Problem to solve
List each line of the data in which the string "THOMAS" appears.

Provided data

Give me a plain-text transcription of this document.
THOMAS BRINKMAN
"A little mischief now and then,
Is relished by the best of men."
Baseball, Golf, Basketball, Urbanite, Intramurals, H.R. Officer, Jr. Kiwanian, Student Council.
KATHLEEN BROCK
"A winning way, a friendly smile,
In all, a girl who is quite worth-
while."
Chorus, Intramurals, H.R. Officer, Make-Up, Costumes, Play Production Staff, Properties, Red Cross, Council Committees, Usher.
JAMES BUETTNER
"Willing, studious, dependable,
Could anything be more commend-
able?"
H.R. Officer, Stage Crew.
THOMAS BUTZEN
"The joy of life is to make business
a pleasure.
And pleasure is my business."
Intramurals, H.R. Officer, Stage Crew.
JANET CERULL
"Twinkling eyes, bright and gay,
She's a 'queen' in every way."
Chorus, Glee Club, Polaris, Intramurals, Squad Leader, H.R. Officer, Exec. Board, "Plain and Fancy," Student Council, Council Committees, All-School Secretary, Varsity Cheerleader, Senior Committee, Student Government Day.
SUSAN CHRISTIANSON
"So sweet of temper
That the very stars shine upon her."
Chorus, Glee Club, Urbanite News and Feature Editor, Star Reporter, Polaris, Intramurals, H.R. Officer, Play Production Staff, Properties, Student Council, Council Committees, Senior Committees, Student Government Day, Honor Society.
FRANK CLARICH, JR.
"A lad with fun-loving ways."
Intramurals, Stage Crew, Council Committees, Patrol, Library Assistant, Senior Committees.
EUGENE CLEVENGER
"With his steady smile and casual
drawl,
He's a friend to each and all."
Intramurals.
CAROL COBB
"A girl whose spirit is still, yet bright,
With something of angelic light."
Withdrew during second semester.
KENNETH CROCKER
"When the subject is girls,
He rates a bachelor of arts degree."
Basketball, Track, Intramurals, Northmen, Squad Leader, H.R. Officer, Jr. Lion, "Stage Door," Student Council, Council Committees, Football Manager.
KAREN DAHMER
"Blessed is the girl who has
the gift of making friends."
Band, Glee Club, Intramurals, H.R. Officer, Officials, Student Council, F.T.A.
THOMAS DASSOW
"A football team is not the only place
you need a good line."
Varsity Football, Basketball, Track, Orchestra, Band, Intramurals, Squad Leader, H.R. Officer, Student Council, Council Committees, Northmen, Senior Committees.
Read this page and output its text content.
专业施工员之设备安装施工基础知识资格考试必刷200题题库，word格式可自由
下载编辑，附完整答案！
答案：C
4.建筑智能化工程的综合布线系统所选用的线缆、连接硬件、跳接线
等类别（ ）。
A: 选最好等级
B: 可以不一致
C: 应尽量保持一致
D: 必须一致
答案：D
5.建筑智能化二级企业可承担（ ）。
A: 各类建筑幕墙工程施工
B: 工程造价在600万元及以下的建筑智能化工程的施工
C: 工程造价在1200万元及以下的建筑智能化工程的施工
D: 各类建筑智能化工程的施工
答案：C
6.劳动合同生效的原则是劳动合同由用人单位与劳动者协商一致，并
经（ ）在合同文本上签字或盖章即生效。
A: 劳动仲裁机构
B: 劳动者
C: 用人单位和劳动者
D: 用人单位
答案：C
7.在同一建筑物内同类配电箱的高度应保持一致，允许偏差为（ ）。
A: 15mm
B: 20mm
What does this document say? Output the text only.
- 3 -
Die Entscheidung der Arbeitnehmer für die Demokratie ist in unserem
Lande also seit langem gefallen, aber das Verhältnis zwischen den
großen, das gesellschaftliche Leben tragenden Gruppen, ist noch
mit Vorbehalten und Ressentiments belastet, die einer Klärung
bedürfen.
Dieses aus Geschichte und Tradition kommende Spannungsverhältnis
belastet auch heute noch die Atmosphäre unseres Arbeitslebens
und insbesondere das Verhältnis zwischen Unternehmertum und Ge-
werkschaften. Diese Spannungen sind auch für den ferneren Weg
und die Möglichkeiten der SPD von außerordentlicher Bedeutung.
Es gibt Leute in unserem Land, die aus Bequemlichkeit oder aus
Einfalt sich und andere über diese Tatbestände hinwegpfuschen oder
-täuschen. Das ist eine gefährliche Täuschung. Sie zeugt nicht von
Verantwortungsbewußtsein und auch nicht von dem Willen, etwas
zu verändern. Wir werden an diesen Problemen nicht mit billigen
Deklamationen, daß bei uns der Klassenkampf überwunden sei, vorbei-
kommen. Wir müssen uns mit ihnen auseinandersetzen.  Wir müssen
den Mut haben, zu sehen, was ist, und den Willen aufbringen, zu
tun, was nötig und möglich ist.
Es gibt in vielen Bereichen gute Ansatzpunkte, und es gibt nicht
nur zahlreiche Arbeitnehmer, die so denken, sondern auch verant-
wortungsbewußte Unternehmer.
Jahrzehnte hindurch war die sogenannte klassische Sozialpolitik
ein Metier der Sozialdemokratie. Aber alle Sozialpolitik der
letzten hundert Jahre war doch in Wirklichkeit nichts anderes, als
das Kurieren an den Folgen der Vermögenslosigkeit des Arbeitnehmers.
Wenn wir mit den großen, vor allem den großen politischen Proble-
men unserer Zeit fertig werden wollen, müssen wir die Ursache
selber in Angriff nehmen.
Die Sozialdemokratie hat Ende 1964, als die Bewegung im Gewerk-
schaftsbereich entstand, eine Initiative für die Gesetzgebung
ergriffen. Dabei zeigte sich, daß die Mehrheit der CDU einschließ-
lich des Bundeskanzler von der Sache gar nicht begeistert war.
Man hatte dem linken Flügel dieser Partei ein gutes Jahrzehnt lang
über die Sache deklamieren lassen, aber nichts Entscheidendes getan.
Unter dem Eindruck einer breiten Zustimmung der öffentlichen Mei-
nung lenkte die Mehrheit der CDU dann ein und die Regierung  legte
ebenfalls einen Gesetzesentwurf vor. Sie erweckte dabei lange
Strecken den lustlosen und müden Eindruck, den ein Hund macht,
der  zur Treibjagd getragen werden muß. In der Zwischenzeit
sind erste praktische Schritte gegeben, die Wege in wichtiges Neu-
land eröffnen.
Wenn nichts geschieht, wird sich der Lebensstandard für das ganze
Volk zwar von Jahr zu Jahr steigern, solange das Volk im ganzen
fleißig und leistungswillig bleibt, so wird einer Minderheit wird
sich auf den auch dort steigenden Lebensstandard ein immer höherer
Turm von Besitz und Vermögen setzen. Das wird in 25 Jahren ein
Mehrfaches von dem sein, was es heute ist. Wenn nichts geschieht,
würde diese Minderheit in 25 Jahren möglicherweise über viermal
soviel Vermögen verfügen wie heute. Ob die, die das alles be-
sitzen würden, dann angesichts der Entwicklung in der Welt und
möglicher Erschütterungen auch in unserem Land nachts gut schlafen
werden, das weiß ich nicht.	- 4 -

Answer
THOMAS BRINKMAN
THOMAS BUTZEN
THOMAS DASSOW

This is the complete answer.